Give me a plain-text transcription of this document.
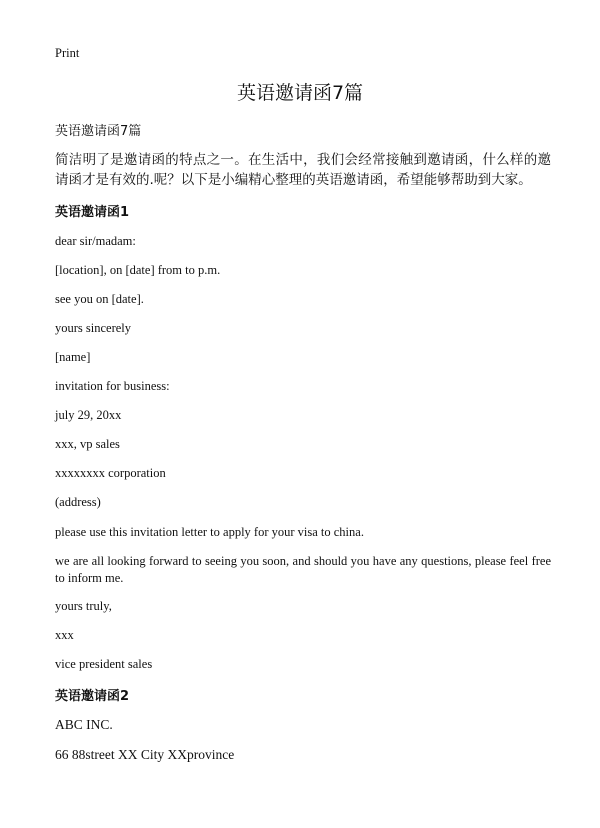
Print
英语邀请函7篇
英语邀请函7篇
简洁明了是邀请函的特点之一。在生活中，我们会经常接触到邀请函，什么样的邀请函才是有效的.呢？以下是小编精心整理的英语邀请函，希望能够帮助到大家。
英语邀请函1
dear sir/madam:
[location], on [date] from to p.m.
see you on [date].
yours sincerely
[name]
invitation for business:
july 29, 20xx
xxx, vp sales
xxxxxxxx corporation
(address)
please use this invitation letter to apply for your visa to china.
we are all looking forward to seeing you soon, and should you have any questions, please feel free to inform me.
yours truly,
xxx
vice president sales
英语邀请函2
ABC INC.
66 88street XX City XXprovince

· · · · ·

▶ Set exercise: Write out the full listing verbatim, excluding its pictures.

▶ The result:
Give me a plain-text transcription of this document.
Print
英语邀请函7篇
英语邀请函7篇
简洁明了是邀请函的特点之一。在生活中，我们会经常接触到邀请函，什么样的邀请函才是有效的.呢？以下是小编精心整理的英语邀请函，希望能够帮助到大家。
英语邀请函1
dear sir/madam:
[location], on [date] from to p.m.
see you on [date].
yours sincerely
[name]
invitation for business:
july 29, 20xx
xxx, vp sales
xxxxxxxx corporation
(address)
please use this invitation letter to apply for your visa to china.
we are all looking forward to seeing you soon, and should you have any questions, please feel free to inform me.
yours truly,
xxx
vice president sales
英语邀请函2
ABC INC.
66 88street XX City XXprovince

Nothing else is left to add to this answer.